*EXCERPTED TEXT*:

----------------

Exhaustive acoustical analysis demonstrates HomePod is '100 percent an audiophile-grade speaker'
The audiophile community now has their hands on the HomePod, and one Reddit user has thoroughly examined the device from an acoustical standpoint, calling it 'witchcraft" plus "100 percent an Audiophile grade Speaker."
Reddit user WinterCharm broke down his testing process on Sunday night. The HomePod was compared to the KEF X300A speaker set, with AirPlay used to connect to both devices.
Summarizing a very technical breakdown of the HomePod, well beyond the capabilities of most users, WinterCharm described the graph of the unit's reproduction of sound "near-perfectly flat" at all frequencies. The more flat the linearity deviation, the more perfect the sound reproduction overall.
Additionally, as volume increases, the speaker's characteristics aren't fluctuating much at all, meaning that the sound is reproduced with the same fidelity at low volumes, as well as high.
The user did not limit himself to quantitative examination of the sound from the HomePod. WinterCharm called the highs "exceptionally crisp" with very low distortion from the tweeters, and "Very true-to-life" vocals where Apple's tweeters doing an excellent job of reproducing the sound.
According to the examination, Bass reproduction is "incredibly impressive" with "such tight control on bass from within a speaker is unheard of in the audio industry" much less from a small package in the HomePod.

----------------

Rows drawn from a dataset:

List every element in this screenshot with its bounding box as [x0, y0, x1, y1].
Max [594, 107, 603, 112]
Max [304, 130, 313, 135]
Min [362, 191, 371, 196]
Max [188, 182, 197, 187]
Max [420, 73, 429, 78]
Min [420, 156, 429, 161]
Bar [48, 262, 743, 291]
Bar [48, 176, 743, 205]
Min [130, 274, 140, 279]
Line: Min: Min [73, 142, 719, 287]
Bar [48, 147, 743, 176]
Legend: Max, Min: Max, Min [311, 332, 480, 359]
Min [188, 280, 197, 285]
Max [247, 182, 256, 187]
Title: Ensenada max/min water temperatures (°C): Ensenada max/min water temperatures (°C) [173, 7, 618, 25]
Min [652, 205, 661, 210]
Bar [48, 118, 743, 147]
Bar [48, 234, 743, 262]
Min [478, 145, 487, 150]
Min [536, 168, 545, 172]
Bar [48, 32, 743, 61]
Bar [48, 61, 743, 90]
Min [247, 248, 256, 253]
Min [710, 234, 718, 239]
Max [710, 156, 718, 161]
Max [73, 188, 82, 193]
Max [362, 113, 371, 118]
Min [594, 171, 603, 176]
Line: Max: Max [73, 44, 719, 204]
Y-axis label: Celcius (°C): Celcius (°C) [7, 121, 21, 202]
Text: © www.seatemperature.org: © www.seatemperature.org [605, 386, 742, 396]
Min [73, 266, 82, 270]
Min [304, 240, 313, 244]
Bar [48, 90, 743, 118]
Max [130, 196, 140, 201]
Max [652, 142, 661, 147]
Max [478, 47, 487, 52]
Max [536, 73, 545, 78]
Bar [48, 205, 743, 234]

----------------

*PROMPT A*: Rewrite the HomePod article between "Reddit user WinterCharm" and "sound reproduction overall.", inclusive, swapping "AirPlay" for "Bluetooth".
*PROMPT B*: In the HomePod article, which speaker set was the HomePod tested against?
*PROMPT C*: Carry on the HomePod article from its last sentence.

*WRITTEN RESPONSE A*:
Reddit user WinterCharm broke down his testing process on Sunday night. The HomePod was compared to the KEF X300A speaker set, with Bluetooth used to connect to both devices.
Summarizing a very technical breakdown of the HomePod, well beyond the capabilities of most users, WinterCharm described the graph of the unit's reproduction of sound "near-perfectly flat" at all frequencies. The more flat the linearity deviation, the more perfect the sound reproduction overall.

*WRITTEN RESPONSE B*: The KEF X300A speaker set.

*WRITTEN RESPONSE C*:
The review also praises the room correction feature. In a self-described "terrible environment" for listening, WinterCharm notes that the feature is "beyond impressive"
"What Apple has managed to do here is so crazy, that If you told me they had chalk, candles, and a pentagram on the floor of their Anechoic chambers, I would believe you," wrote the reviewer. "This is witchcraft. I have no other word for it."
All in all, the tester took 8.5 hours of measurement using a MiniDSP UMIK-1 USB calibrated microphone, specifically designed for measuring speakers. Apple hardware used to evaluate was a 2011 MacBook Pro, with software Room EQ Wizard.
"Unless you're steeped in the apple ecosystem, it's really hard to recommend this thing," wrote WinterCharm. "If you are, it's a no brainer, whether you're an audiophile or not."